>> start
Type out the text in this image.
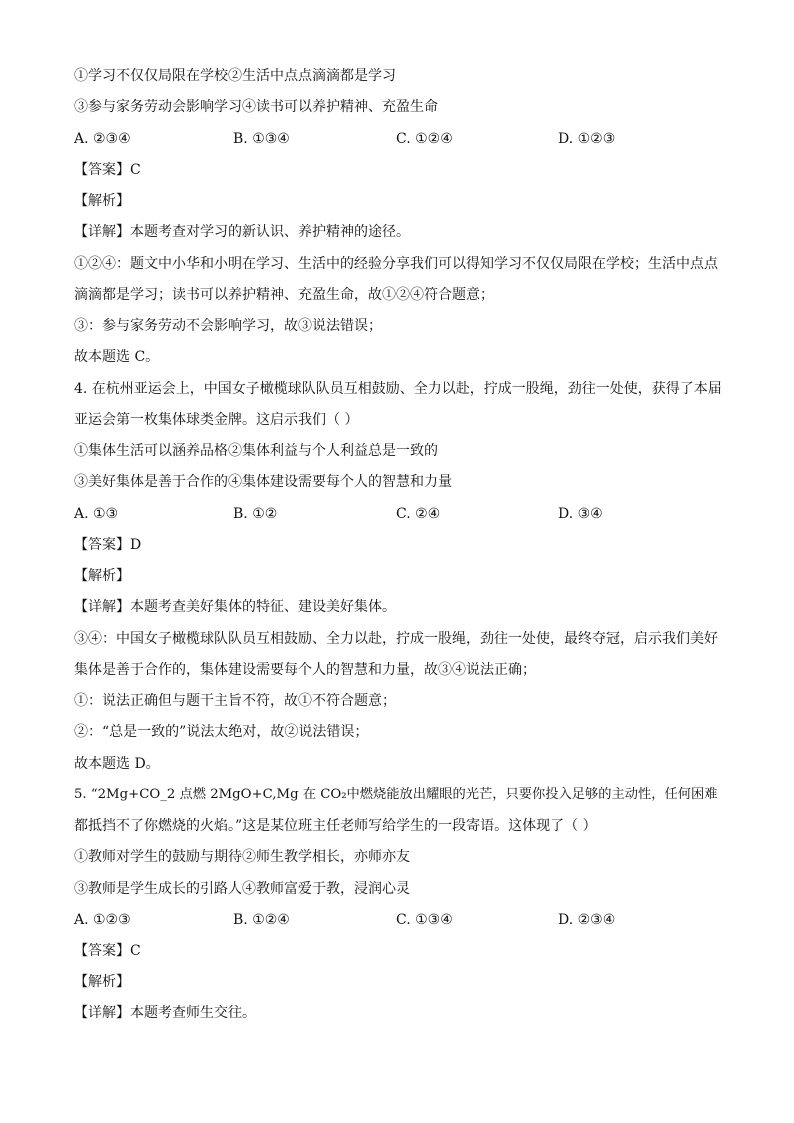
①学习不仅仅局限在学校②生活中点点滴滴都是学习
③参与家务劳动会影响学习④读书可以养护精神、充盈生命
A. ②③④	B. ①③④	C. ①②④	D. ①②③
【答案】C
【解析】
【详解】本题考查对学习的新认识、养护精神的途径。
①②④：题文中小华和小明在学习、生活中的经验分享我们可以得知学习不仅仅局限在学校；生活中点点
滴滴都是学习；读书可以养护精神、充盈生命，故①②④符合题意；
③：参与家务劳动不会影响学习，故③说法错误；
故本题选 C。
4. 在杭州亚运会上，中国女子橄榄球队队员互相鼓励、全力以赴，拧成一股绳，劲往一处使，获得了本届
亚运会第一枚集体球类金牌。这启示我们（ ）
①集体生活可以涵养品格②集体利益与个人利益总是一致的
③美好集体是善于合作的④集体建设需要每个人的智慧和力量
A. ①③	B. ①②	C. ②④	D. ③④
【答案】D
【解析】
【详解】本题考查美好集体的特征、建设美好集体。
③④：中国女子橄榄球队队员互相鼓励、全力以赴，拧成一股绳，劲往一处使，最终夺冠，启示我们美好
集体是善于合作的，集体建设需要每个人的智慧和力量，故③④说法正确；
①：说法正确但与题干主旨不符，故①不符合题意；
②：“总是一致的”说法太绝对，故②说法错误；
故本题选 D。
5. “2Mg+CO_2 点燃 2MgO+C,Mg 在 CO₂中燃烧能放出耀眼的光芒，只要你投入足够的主动性，任何困难
都抵挡不了你燃烧的火焰。”这是某位班主任老师写给学生的一段寄语。这体现了（ ）
①教师对学生的鼓励与期待②师生教学相长，亦师亦友
③教师是学生成长的引路人④教师富爱于教，浸润心灵
A. ①②③	B. ①②④	C. ①③④	D. ②③④
【答案】C
【解析】
【详解】本题考查师生交往。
>> end
* **Exercise instructions**
Omit the pictures. Output every record above word for word.

* **Exercise solution**
Type out the text in this image.
①学习不仅仅局限在学校②生活中点点滴滴都是学习
③参与家务劳动会影响学习④读书可以养护精神、充盈生命
A. ②③④	B. ①③④	C. ①②④	D. ①②③
【答案】C
【解析】
【详解】本题考查对学习的新认识、养护精神的途径。
①②④：题文中小华和小明在学习、生活中的经验分享我们可以得知学习不仅仅局限在学校；生活中点点
滴滴都是学习；读书可以养护精神、充盈生命，故①②④符合题意；
③：参与家务劳动不会影响学习，故③说法错误；
故本题选 C。
4. 在杭州亚运会上，中国女子橄榄球队队员互相鼓励、全力以赴，拧成一股绳，劲往一处使，获得了本届
亚运会第一枚集体球类金牌。这启示我们（ ）
①集体生活可以涵养品格②集体利益与个人利益总是一致的
③美好集体是善于合作的④集体建设需要每个人的智慧和力量
A. ①③	B. ①②	C. ②④	D. ③④
【答案】D
【解析】
【详解】本题考查美好集体的特征、建设美好集体。
③④：中国女子橄榄球队队员互相鼓励、全力以赴，拧成一股绳，劲往一处使，最终夺冠，启示我们美好
集体是善于合作的，集体建设需要每个人的智慧和力量，故③④说法正确；
①：说法正确但与题干主旨不符，故①不符合题意；
②：“总是一致的”说法太绝对，故②说法错误；
故本题选 D。
5. “2Mg+CO_2 点燃 2MgO+C,Mg 在 CO₂中燃烧能放出耀眼的光芒，只要你投入足够的主动性，任何困难
都抵挡不了你燃烧的火焰。”这是某位班主任老师写给学生的一段寄语。这体现了（ ）
①教师对学生的鼓励与期待②师生教学相长，亦师亦友
③教师是学生成长的引路人④教师富爱于教，浸润心灵
A. ①②③	B. ①②④	C. ①③④	D. ②③④
【答案】C
【解析】
【详解】本题考查师生交往。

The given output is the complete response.